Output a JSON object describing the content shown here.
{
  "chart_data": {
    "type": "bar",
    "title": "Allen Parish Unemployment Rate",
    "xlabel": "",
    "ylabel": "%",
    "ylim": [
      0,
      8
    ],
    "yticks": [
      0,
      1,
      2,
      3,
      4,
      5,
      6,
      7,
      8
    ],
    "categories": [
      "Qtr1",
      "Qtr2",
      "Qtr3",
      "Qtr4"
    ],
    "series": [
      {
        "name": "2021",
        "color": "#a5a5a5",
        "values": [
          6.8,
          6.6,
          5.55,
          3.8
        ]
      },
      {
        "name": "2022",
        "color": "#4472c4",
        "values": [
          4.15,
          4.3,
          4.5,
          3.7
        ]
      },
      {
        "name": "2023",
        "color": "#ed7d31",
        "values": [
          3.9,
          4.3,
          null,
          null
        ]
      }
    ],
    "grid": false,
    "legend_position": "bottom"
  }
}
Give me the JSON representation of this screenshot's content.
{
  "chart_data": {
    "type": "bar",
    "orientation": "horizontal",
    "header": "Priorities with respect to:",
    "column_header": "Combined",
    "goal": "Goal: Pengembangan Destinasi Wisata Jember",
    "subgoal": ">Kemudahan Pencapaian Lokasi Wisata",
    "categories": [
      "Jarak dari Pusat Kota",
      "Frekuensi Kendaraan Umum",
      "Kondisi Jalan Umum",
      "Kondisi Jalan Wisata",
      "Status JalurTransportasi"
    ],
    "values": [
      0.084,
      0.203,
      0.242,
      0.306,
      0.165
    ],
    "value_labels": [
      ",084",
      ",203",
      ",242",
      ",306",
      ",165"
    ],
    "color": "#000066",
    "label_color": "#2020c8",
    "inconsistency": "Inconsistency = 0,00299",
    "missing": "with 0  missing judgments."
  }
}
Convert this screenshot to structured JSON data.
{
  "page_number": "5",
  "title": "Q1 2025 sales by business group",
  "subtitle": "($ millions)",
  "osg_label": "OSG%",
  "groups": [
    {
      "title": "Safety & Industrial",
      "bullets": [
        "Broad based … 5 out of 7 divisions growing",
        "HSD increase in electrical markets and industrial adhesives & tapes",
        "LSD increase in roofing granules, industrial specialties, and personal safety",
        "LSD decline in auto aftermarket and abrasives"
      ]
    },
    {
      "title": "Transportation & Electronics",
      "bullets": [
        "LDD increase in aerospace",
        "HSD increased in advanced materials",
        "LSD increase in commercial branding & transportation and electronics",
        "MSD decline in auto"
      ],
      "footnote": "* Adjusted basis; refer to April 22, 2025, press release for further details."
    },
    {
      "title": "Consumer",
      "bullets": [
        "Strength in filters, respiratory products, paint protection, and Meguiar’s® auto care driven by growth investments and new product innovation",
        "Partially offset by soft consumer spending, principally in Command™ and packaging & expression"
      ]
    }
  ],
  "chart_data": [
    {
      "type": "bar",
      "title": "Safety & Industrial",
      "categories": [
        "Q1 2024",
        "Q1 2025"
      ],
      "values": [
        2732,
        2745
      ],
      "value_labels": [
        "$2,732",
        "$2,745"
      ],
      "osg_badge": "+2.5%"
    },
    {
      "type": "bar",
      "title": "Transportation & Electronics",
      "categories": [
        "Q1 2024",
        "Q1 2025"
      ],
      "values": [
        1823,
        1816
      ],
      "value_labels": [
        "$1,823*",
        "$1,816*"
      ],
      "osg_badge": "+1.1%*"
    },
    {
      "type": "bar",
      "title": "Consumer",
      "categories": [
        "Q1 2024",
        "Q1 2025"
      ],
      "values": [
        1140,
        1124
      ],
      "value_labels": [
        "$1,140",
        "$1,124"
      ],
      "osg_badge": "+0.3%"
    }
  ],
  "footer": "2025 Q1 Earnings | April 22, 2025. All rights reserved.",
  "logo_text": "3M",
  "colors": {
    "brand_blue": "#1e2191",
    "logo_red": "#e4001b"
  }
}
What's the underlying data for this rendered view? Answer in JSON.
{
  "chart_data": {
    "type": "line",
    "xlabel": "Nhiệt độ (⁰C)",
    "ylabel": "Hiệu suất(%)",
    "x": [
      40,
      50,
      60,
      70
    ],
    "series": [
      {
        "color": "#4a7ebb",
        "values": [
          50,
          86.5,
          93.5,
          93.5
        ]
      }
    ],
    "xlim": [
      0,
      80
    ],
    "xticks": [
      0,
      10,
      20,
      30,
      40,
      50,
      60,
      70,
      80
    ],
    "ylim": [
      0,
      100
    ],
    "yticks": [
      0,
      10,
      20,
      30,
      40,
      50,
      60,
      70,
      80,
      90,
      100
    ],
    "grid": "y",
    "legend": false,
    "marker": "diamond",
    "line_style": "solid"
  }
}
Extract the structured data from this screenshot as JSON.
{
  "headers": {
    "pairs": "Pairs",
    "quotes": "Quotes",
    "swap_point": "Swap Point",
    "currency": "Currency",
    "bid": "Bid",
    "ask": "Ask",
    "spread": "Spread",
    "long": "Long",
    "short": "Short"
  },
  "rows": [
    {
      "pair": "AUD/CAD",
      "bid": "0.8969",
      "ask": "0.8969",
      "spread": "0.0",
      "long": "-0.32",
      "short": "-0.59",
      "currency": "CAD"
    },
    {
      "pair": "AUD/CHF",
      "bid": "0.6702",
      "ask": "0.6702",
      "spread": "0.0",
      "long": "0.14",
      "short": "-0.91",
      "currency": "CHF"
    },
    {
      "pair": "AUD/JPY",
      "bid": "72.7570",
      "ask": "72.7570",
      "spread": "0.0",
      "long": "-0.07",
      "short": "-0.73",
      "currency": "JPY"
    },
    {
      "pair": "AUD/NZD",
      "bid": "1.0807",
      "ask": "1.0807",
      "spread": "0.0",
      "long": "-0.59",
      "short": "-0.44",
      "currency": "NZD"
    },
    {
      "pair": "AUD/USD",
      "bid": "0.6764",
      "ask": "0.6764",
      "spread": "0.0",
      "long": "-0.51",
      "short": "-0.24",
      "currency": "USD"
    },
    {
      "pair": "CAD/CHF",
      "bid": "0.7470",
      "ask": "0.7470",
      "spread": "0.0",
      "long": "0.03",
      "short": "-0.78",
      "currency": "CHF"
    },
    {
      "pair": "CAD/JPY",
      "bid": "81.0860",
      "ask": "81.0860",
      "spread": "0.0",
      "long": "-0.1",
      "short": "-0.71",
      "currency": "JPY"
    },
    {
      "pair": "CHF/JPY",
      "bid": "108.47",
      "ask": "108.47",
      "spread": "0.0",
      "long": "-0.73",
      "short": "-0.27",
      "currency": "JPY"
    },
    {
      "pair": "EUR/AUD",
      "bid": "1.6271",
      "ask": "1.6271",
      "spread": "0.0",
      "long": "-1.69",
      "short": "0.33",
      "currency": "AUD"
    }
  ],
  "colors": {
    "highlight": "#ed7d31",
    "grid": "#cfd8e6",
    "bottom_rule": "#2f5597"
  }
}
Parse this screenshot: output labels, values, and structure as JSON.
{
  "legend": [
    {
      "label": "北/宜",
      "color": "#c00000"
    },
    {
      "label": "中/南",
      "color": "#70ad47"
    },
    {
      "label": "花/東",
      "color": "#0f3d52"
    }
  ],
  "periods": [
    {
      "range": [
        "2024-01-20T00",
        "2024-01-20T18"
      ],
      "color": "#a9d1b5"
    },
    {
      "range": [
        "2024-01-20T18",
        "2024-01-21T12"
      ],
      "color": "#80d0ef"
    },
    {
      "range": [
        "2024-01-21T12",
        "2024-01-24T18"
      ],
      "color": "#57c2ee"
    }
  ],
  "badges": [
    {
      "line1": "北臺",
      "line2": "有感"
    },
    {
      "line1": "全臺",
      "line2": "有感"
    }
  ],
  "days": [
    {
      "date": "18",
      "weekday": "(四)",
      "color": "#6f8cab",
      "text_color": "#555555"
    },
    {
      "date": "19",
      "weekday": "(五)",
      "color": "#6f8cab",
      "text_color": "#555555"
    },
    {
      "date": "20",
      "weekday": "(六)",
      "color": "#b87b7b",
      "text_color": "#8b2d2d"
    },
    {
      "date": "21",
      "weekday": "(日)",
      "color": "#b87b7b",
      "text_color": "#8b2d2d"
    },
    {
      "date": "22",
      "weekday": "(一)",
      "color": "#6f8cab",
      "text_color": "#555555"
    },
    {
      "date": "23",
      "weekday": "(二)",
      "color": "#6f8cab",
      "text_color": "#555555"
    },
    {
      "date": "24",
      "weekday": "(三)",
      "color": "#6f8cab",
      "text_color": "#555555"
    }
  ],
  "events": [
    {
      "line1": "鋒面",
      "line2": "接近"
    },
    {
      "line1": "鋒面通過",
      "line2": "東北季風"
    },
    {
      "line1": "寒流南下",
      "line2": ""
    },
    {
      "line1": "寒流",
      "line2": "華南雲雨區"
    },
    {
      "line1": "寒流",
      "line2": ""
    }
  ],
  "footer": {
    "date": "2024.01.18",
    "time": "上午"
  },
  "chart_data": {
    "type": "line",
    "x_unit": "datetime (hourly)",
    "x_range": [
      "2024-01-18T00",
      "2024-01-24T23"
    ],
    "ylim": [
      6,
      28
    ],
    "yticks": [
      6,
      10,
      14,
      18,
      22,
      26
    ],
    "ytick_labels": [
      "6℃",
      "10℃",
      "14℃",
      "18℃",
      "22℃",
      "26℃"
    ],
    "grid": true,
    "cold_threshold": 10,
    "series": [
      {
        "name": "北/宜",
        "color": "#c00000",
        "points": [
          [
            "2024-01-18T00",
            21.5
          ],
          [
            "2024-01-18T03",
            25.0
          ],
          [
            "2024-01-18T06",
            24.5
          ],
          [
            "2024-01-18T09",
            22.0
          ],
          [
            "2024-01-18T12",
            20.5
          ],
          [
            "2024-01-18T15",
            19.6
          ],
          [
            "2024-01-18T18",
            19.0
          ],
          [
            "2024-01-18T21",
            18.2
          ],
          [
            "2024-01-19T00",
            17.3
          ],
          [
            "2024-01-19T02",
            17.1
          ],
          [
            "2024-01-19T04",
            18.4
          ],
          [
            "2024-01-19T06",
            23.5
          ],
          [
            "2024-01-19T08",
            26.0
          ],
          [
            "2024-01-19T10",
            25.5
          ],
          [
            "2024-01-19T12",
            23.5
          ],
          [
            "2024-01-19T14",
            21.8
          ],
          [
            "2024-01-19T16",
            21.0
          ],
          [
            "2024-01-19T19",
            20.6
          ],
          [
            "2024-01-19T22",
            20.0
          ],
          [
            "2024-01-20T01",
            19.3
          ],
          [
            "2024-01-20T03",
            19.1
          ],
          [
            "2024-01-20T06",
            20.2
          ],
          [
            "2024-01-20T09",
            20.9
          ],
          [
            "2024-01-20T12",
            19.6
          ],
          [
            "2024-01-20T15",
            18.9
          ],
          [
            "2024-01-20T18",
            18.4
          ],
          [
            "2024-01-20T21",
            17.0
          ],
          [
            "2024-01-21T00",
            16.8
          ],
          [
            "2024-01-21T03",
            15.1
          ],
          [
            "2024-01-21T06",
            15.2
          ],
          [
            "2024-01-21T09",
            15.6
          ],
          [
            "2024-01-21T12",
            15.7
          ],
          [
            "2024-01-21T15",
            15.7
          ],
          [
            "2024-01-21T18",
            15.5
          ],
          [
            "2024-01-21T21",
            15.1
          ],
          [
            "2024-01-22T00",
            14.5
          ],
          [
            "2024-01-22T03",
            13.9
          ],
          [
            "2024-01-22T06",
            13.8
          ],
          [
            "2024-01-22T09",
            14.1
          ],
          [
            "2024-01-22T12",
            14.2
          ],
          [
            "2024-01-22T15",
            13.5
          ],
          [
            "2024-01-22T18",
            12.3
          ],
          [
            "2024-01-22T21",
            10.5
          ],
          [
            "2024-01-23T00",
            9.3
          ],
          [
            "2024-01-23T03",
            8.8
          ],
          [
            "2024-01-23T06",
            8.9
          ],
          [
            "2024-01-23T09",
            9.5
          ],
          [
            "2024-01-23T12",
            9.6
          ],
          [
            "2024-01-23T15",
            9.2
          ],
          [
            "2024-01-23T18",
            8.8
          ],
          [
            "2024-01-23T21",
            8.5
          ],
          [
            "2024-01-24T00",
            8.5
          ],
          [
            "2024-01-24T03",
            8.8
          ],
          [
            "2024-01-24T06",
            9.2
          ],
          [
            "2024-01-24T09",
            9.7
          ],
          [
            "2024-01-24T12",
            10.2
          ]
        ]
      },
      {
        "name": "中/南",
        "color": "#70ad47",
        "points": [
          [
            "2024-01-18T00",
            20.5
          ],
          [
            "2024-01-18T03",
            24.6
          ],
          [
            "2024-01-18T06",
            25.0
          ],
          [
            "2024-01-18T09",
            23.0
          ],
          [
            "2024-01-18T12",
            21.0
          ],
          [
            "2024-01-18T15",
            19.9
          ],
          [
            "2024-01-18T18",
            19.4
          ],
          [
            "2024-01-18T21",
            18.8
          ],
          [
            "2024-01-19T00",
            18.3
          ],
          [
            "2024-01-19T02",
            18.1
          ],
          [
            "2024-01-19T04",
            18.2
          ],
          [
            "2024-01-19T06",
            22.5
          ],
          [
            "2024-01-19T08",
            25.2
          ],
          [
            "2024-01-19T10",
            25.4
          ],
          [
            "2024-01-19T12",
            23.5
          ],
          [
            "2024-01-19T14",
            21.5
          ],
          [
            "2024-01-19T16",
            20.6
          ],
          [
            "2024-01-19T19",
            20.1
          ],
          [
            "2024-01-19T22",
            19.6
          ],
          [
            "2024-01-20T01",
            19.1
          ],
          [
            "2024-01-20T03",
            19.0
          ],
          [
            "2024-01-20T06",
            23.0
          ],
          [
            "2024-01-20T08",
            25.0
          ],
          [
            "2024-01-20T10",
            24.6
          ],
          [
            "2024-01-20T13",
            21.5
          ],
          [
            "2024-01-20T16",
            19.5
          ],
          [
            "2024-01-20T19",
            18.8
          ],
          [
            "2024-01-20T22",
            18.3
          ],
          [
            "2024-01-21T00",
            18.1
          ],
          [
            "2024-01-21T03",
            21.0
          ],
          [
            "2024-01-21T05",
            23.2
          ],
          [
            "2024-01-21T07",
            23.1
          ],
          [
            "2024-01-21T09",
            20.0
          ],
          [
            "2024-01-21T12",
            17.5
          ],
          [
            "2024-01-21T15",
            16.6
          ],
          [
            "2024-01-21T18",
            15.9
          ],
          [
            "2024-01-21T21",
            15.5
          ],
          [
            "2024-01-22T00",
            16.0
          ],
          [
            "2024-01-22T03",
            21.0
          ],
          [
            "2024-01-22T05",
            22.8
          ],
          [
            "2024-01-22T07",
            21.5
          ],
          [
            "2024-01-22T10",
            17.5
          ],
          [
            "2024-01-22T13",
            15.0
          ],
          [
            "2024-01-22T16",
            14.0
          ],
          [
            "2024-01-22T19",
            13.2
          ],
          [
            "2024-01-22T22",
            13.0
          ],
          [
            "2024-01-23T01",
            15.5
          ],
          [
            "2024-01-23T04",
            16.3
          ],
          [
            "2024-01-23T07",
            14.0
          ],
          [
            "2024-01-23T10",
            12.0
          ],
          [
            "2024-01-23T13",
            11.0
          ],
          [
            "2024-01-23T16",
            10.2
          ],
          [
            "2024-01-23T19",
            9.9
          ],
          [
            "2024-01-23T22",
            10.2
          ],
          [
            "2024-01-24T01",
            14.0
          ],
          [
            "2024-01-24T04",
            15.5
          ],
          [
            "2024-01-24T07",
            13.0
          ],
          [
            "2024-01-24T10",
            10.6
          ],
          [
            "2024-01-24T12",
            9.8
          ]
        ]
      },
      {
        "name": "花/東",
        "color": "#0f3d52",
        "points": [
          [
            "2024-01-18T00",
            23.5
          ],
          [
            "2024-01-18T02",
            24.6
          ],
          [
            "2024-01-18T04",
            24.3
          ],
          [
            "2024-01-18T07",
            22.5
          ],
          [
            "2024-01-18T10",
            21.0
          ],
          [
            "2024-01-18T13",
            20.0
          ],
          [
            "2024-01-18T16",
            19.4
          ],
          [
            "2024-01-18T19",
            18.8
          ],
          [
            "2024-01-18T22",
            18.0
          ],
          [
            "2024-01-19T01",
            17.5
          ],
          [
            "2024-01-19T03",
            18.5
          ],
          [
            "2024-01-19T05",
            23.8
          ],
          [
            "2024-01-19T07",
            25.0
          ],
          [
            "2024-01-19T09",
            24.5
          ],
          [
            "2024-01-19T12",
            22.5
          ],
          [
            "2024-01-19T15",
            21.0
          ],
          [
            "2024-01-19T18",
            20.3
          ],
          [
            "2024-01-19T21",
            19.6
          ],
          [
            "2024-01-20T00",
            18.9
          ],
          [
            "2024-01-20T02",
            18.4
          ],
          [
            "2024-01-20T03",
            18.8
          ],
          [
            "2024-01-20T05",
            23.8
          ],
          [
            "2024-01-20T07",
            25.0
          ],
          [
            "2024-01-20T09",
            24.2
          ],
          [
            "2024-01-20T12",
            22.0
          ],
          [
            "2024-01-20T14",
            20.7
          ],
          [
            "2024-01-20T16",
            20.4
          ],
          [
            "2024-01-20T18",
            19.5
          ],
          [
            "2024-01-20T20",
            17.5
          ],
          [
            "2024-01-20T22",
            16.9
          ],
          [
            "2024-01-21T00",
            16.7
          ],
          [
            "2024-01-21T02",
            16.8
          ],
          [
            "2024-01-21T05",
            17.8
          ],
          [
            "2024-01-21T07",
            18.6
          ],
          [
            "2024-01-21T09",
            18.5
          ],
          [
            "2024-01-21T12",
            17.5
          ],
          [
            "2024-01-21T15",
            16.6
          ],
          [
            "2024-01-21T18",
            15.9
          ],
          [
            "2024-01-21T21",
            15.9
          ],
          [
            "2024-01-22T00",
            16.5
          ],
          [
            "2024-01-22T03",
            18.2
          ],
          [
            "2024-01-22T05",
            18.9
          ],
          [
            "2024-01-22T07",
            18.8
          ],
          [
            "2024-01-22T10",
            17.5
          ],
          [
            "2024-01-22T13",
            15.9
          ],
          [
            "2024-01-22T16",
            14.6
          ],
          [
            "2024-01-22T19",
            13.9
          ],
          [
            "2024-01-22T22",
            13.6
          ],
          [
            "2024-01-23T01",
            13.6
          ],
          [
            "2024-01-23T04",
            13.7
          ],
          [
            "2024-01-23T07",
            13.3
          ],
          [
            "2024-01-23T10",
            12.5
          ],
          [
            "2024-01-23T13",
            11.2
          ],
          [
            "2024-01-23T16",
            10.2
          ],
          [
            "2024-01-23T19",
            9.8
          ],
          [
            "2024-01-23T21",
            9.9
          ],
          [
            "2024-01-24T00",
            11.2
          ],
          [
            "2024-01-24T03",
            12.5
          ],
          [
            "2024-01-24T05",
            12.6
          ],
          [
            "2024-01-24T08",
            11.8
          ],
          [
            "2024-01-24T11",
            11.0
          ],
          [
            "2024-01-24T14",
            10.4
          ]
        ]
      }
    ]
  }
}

* [What needs to be done]: How many of the lines above include the string "grid"? Answer with the number only.

* [Exercise response]: 4